··· DATA SHOWN

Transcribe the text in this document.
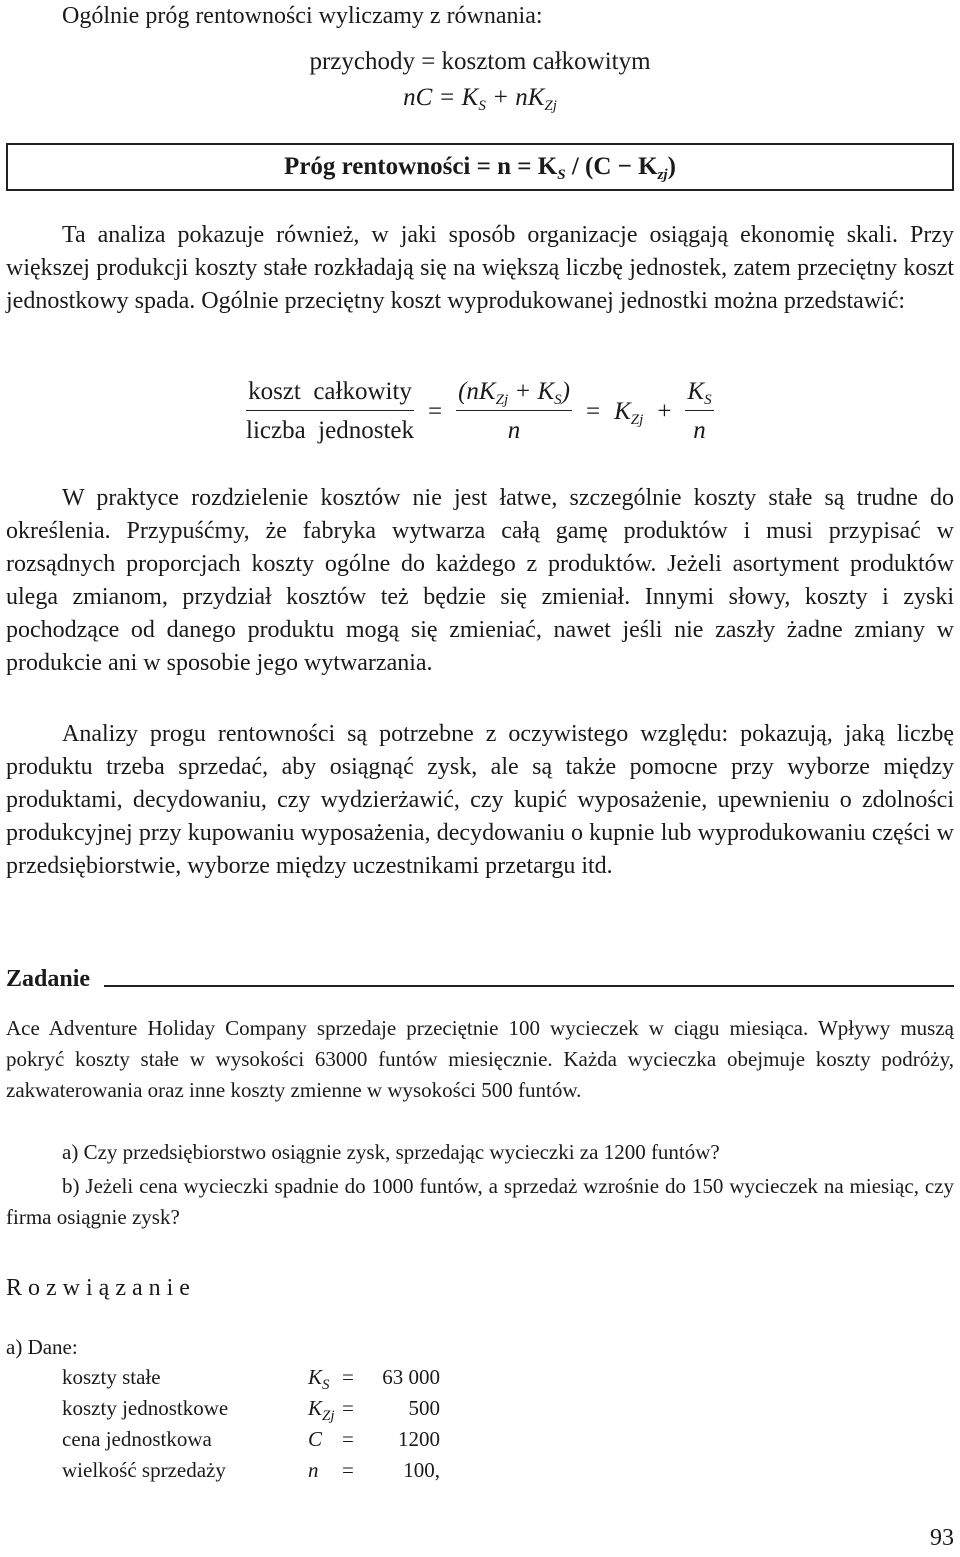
Ogólnie próg rentowności wyliczamy z równania:

przychody = kosztom całkowitym
nC = $K_S + nK_{Zj}$
Próg rentowności = $n = K_S / (C - K_{zj})$

Ta analiza pokazuje również, w jaki sposób organizacje osiągają ekonomię skali. Przy większej produkcji koszty stałe rozkładają się na większą liczbę jednostek, zatem przeciętny koszt jednostkowy spada. Ogólnie przeciętny koszt wyprodukowanej jednostki można przedstawić:

$\frac{\text{koszt  całkowity}}{\text{liczba  jednostek}} = \frac{(nK_{Zj} + K_S)}{n} = K_{Zj} + \frac{K_S}{n}$

W praktyce rozdzielenie kosztów nie jest łatwe, szczególnie koszty stałe są trudne do określenia. Przypuśćmy, że fabryka wytwarza całą gamę produktów i musi przypisać w rozsądnych proporcjach koszty ogólne do każdego z produktów. Jeżeli asortyment produktów ulega zmianom, przydział kosztów też będzie się zmieniał. Innymi słowy, koszty i zyski pochodzące od danego produktu mogą się zmieniać, nawet jeśli nie zaszły żadne zmiany w produkcie ani w sposobie jego wytwarzania.

Analizy progu rentowności są potrzebne z oczywistego względu: pokazują, jaką liczbę produktu trzeba sprzedać, aby osiągnąć zysk, ale są także pomocne przy wyborze między produktami, decydowaniu, czy wydzierżawić, czy kupić wyposażenie, upewnieniu o zdolności produkcyjnej przy kupowaniu wyposażenia, decydowaniu o kupnie lub wyprodukowaniu części w przedsiębiorstwie, wyborze między uczestnikami przetargu itd.

Zadanie

Ace Adventure Holiday Company sprzedaje przeciętnie 100 wycieczek w ciągu miesiąca. Wpływy muszą pokryć koszty stałe w wysokości 63000 funtów miesięcznie. Każda wycieczka obejmuje koszty podróży, zakwaterowania oraz inne koszty zmienne w wysokości 500 funtów.

a) Czy przedsiębiorstwo osiągnie zysk, sprzedając wycieczki za 1200 funtów?

b) Jeżeli cena wycieczki spadnie do 1000 funtów, a sprzedaż wzrośnie do 150 wycieczek na miesiąc, czy firma osiągnie zysk?

Rozwiązanie
a) Dane:
koszty stałe	$K_S$	=	63 000
koszty jednostkowe	$K_{Zj}$	=	500
cena jednostkowa	C	=	1200
wielkość sprzedaży	n	=	100,
93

······

WRITTEN INSTRUCTION
Transcribe the material exactly, and leave out whatever pictures it holds.

SOLUTION TO THE PROBLEM
Transcribe the text in this document.
Ogólnie próg rentowności wyliczamy z równania:

przychody = kosztom całkowitym
nC = $K_S + nK_{Zj}$
Próg rentowności = $n = K_S / (C - K_{zj})$

Ta analiza pokazuje również, w jaki sposób organizacje osiągają ekonomię skali. Przy większej produkcji koszty stałe rozkładają się na większą liczbę jednostek, zatem przeciętny koszt jednostkowy spada. Ogólnie przeciętny koszt wyprodukowanej jednostki można przedstawić:

$\frac{\text{koszt  całkowity}}{\text{liczba  jednostek}} = \frac{(nK_{Zj} + K_S)}{n} = K_{Zj} + \frac{K_S}{n}$

W praktyce rozdzielenie kosztów nie jest łatwe, szczególnie koszty stałe są trudne do określenia. Przypuśćmy, że fabryka wytwarza całą gamę produktów i musi przypisać w rozsądnych proporcjach koszty ogólne do każdego z produktów. Jeżeli asortyment produktów ulega zmianom, przydział kosztów też będzie się zmieniał. Innymi słowy, koszty i zyski pochodzące od danego produktu mogą się zmieniać, nawet jeśli nie zaszły żadne zmiany w produkcie ani w sposobie jego wytwarzania.

Analizy progu rentowności są potrzebne z oczywistego względu: pokazują, jaką liczbę produktu trzeba sprzedać, aby osiągnąć zysk, ale są także pomocne przy wyborze między produktami, decydowaniu, czy wydzierżawić, czy kupić wyposażenie, upewnieniu o zdolności produkcyjnej przy kupowaniu wyposażenia, decydowaniu o kupnie lub wyprodukowaniu części w przedsiębiorstwie, wyborze między uczestnikami przetargu itd.

Zadanie

Ace Adventure Holiday Company sprzedaje przeciętnie 100 wycieczek w ciągu miesiąca. Wpływy muszą pokryć koszty stałe w wysokości 63000 funtów miesięcznie. Każda wycieczka obejmuje koszty podróży, zakwaterowania oraz inne koszty zmienne w wysokości 500 funtów.

a) Czy przedsiębiorstwo osiągnie zysk, sprzedając wycieczki za 1200 funtów?

b) Jeżeli cena wycieczki spadnie do 1000 funtów, a sprzedaż wzrośnie do 150 wycieczek na miesiąc, czy firma osiągnie zysk?

Rozwiązanie
a) Dane:
koszty stałe	$K_S$	=	63 000
koszty jednostkowe	$K_{Zj}$	=	500
cena jednostkowa	C	=	1200
wielkość sprzedaży	n	=	100,
93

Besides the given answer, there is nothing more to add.